Task statement →
Go through the records and give each one again exactly.

Supplied entries →
..............................

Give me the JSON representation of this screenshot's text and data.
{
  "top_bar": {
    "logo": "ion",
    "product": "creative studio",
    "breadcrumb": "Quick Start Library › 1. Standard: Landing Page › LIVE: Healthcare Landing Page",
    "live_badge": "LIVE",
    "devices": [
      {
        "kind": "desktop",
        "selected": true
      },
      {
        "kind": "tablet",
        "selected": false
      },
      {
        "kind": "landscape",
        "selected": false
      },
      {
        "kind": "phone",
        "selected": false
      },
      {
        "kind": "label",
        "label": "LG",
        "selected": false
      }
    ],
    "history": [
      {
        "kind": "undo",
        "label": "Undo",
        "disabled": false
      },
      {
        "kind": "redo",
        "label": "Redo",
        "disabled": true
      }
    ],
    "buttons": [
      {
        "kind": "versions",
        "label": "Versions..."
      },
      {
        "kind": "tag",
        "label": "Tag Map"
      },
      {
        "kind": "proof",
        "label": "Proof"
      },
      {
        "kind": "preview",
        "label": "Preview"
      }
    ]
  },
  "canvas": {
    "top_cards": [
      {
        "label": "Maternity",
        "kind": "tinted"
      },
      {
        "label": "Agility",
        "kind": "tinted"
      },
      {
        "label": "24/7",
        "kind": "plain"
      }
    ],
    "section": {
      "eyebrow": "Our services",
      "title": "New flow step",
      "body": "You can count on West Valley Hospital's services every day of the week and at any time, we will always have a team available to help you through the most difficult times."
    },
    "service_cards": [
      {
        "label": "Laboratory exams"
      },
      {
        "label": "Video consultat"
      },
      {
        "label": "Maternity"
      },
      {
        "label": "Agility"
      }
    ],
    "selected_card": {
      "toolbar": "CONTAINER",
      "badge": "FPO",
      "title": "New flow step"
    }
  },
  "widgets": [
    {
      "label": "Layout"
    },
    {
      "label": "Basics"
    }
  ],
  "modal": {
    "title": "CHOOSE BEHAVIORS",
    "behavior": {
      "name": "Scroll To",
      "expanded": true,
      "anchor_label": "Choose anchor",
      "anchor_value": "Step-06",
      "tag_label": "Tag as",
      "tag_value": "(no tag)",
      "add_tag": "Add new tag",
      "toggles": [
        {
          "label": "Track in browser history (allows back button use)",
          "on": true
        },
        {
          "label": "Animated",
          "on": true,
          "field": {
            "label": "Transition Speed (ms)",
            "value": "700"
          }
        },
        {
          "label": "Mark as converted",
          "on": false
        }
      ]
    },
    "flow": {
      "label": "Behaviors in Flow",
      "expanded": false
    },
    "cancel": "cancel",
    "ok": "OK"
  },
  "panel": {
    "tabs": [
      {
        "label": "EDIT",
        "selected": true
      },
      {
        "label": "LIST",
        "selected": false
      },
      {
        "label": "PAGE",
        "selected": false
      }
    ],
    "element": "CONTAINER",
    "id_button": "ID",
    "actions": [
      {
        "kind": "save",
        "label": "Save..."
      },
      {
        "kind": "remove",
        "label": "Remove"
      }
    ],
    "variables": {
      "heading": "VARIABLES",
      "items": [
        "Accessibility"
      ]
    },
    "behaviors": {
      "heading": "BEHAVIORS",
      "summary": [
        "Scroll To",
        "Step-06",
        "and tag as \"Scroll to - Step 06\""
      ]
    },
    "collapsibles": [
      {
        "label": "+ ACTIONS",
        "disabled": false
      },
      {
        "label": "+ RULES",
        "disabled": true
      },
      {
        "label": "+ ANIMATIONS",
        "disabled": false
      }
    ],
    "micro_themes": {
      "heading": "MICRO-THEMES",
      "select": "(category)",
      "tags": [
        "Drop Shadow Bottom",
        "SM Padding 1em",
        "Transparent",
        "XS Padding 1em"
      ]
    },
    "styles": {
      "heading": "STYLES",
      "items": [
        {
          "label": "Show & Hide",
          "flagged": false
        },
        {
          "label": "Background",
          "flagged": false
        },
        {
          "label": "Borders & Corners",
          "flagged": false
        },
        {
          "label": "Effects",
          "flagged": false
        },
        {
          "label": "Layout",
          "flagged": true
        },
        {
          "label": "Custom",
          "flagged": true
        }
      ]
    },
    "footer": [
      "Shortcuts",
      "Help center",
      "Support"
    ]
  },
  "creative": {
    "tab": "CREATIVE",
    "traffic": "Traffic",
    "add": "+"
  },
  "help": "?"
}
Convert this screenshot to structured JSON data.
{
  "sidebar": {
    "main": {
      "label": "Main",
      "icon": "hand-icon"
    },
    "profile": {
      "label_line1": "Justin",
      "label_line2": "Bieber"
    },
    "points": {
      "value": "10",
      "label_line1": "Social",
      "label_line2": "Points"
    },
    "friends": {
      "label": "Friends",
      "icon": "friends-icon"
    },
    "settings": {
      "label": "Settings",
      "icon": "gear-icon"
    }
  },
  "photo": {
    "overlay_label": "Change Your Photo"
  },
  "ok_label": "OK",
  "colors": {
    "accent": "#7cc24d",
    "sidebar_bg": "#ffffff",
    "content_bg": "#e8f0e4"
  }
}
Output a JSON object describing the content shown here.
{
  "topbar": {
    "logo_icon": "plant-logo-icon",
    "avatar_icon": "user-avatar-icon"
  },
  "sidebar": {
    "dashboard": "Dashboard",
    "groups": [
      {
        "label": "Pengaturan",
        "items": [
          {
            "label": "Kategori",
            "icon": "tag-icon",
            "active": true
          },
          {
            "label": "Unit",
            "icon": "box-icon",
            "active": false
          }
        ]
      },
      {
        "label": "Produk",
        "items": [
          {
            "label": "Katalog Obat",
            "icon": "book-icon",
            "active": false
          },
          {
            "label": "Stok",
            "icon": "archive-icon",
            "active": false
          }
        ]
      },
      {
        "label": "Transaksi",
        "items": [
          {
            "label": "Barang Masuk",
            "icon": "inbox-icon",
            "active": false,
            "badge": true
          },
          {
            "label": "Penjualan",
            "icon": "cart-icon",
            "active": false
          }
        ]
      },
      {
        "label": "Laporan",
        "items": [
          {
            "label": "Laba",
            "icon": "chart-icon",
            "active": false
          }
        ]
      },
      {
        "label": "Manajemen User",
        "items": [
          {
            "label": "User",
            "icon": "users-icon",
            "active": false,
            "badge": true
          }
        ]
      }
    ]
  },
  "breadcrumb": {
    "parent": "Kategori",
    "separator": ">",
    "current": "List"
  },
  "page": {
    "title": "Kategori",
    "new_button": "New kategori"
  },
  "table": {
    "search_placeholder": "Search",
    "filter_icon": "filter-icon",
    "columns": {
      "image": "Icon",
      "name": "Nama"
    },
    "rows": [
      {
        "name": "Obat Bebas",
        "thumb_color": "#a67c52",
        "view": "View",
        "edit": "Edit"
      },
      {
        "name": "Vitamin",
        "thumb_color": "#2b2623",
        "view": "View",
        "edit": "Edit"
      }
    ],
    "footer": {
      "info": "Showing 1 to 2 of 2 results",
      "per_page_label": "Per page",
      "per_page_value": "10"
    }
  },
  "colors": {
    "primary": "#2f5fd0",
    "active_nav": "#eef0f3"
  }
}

..............................

Final result →
Give me the JSON representation of this screenshot's text and data.
{
  "top_bar": {
    "logo": "ion",
    "product": "creative studio",
    "breadcrumb": "Quick Start Library › 1. Standard: Landing Page › LIVE: Healthcare Landing Page",
    "live_badge": "LIVE",
    "devices": [
      {
        "kind": "desktop",
        "selected": true
      },
      {
        "kind": "tablet",
        "selected": false
      },
      {
        "kind": "landscape",
        "selected": false
      },
      {
        "kind": "phone",
        "selected": false
      },
      {
        "kind": "label",
        "label": "LG",
        "selected": false
      }
    ],
    "history": [
      {
        "kind": "undo",
        "label": "Undo",
        "disabled": false
      },
      {
        "kind": "redo",
        "label": "Redo",
        "disabled": true
      }
    ],
    "buttons": [
      {
        "kind": "versions",
        "label": "Versions..."
      },
      {
        "kind": "tag",
        "label": "Tag Map"
      },
      {
        "kind": "proof",
        "label": "Proof"
      },
      {
        "kind": "preview",
        "label": "Preview"
      }
    ]
  },
  "canvas": {
    "top_cards": [
      {
        "label": "Maternity",
        "kind": "tinted"
      },
      {
        "label": "Agility",
        "kind": "tinted"
      },
      {
        "label": "24/7",
        "kind": "plain"
      }
    ],
    "section": {
      "eyebrow": "Our services",
      "title": "New flow step",
      "body": "You can count on West Valley Hospital's services every day of the week and at any time, we will always have a team available to help you through the most difficult times."
    },
    "service_cards": [
      {
        "label": "Laboratory exams"
      },
      {
        "label": "Video consultat"
      },
      {
        "label": "Maternity"
      },
      {
        "label": "Agility"
      }
    ],
    "selected_card": {
      "toolbar": "CONTAINER",
      "badge": "FPO",
      "title": "New flow step"
    }
  },
  "widgets": [
    {
      "label": "Layout"
    },
    {
      "label": "Basics"
    }
  ],
  "modal": {
    "title": "CHOOSE BEHAVIORS",
    "behavior": {
      "name": "Scroll To",
      "expanded": true,
      "anchor_label": "Choose anchor",
      "anchor_value": "Step-06",
      "tag_label": "Tag as",
      "tag_value": "(no tag)",
      "add_tag": "Add new tag",
      "toggles": [
        {
          "label": "Track in browser history (allows back button use)",
          "on": true
        },
        {
          "label": "Animated",
          "on": true,
          "field": {
            "label": "Transition Speed (ms)",
            "value": "700"
          }
        },
        {
          "label": "Mark as converted",
          "on": false
        }
      ]
    },
    "flow": {
      "label": "Behaviors in Flow",
      "expanded": false
    },
    "cancel": "cancel",
    "ok": "OK"
  },
  "panel": {
    "tabs": [
      {
        "label": "EDIT",
        "selected": true
      },
      {
        "label": "LIST",
        "selected": false
      },
      {
        "label": "PAGE",
        "selected": false
      }
    ],
    "element": "CONTAINER",
    "id_button": "ID",
    "actions": [
      {
        "kind": "save",
        "label": "Save..."
      },
      {
        "kind": "remove",
        "label": "Remove"
      }
    ],
    "variables": {
      "heading": "VARIABLES",
      "items": [
        "Accessibility"
      ]
    },
    "behaviors": {
      "heading": "BEHAVIORS",
      "summary": [
        "Scroll To",
        "Step-06",
        "and tag as \"Scroll to - Step 06\""
      ]
    },
    "collapsibles": [
      {
        "label": "+ ACTIONS",
        "disabled": false
      },
      {
        "label": "+ RULES",
        "disabled": true
      },
      {
        "label": "+ ANIMATIONS",
        "disabled": false
      }
    ],
    "micro_themes": {
      "heading": "MICRO-THEMES",
      "select": "(category)",
      "tags": [
        "Drop Shadow Bottom",
        "SM Padding 1em",
        "Transparent",
        "XS Padding 1em"
      ]
    },
    "styles": {
      "heading": "STYLES",
      "items": [
        {
          "label": "Show & Hide",
          "flagged": false
        },
        {
          "label": "Background",
          "flagged": false
        },
        {
          "label": "Borders & Corners",
          "flagged": false
        },
        {
          "label": "Effects",
          "flagged": false
        },
        {
          "label": "Layout",
          "flagged": true
        },
        {
          "label": "Custom",
          "flagged": true
        }
      ]
    },
    "footer": [
      "Shortcuts",
      "Help center",
      "Support"
    ]
  },
  "creative": {
    "tab": "CREATIVE",
    "traffic": "Traffic",
    "add": "+"
  },
  "help": "?"
}
Convert this screenshot to structured JSON data.
{
  "sidebar": {
    "main": {
      "label": "Main",
      "icon": "hand-icon"
    },
    "profile": {
      "label_line1": "Justin",
      "label_line2": "Bieber"
    },
    "points": {
      "value": "10",
      "label_line1": "Social",
      "label_line2": "Points"
    },
    "friends": {
      "label": "Friends",
      "icon": "friends-icon"
    },
    "settings": {
      "label": "Settings",
      "icon": "gear-icon"
    }
  },
  "photo": {
    "overlay_label": "Change Your Photo"
  },
  "ok_label": "OK",
  "colors": {
    "accent": "#7cc24d",
    "sidebar_bg": "#ffffff",
    "content_bg": "#e8f0e4"
  }
}
Output a JSON object describing the content shown here.
{
  "topbar": {
    "logo_icon": "plant-logo-icon",
    "avatar_icon": "user-avatar-icon"
  },
  "sidebar": {
    "dashboard": "Dashboard",
    "groups": [
      {
        "label": "Pengaturan",
        "items": [
          {
            "label": "Kategori",
            "icon": "tag-icon",
            "active": true
          },
          {
            "label": "Unit",
            "icon": "box-icon",
            "active": false
          }
        ]
      },
      {
        "label": "Produk",
        "items": [
          {
            "label": "Katalog Obat",
            "icon": "book-icon",
            "active": false
          },
          {
            "label": "Stok",
            "icon": "archive-icon",
            "active": false
          }
        ]
      },
      {
        "label": "Transaksi",
        "items": [
          {
            "label": "Barang Masuk",
            "icon": "inbox-icon",
            "active": false,
            "badge": true
          },
          {
            "label": "Penjualan",
            "icon": "cart-icon",
            "active": false
          }
        ]
      },
      {
        "label": "Laporan",
        "items": [
          {
            "label": "Laba",
            "icon": "chart-icon",
            "active": false
          }
        ]
      },
      {
        "label": "Manajemen User",
        "items": [
          {
            "label": "User",
            "icon": "users-icon",
            "active": false,
            "badge": true
          }
        ]
      }
    ]
  },
  "breadcrumb": {
    "parent": "Kategori",
    "separator": ">",
    "current": "List"
  },
  "page": {
    "title": "Kategori",
    "new_button": "New kategori"
  },
  "table": {
    "search_placeholder": "Search",
    "filter_icon": "filter-icon",
    "columns": {
      "image": "Icon",
      "name": "Nama"
    },
    "rows": [
      {
        "name": "Obat Bebas",
        "thumb_color": "#a67c52",
        "view": "View",
        "edit": "Edit"
      },
      {
        "name": "Vitamin",
        "thumb_color": "#2b2623",
        "view": "View",
        "edit": "Edit"
      }
    ],
    "footer": {
      "info": "Showing 1 to 2 of 2 results",
      "per_page_label": "Per page",
      "per_page_value": "10"
    }
  },
  "colors": {
    "primary": "#2f5fd0",
    "active_nav": "#eef0f3"
  }
}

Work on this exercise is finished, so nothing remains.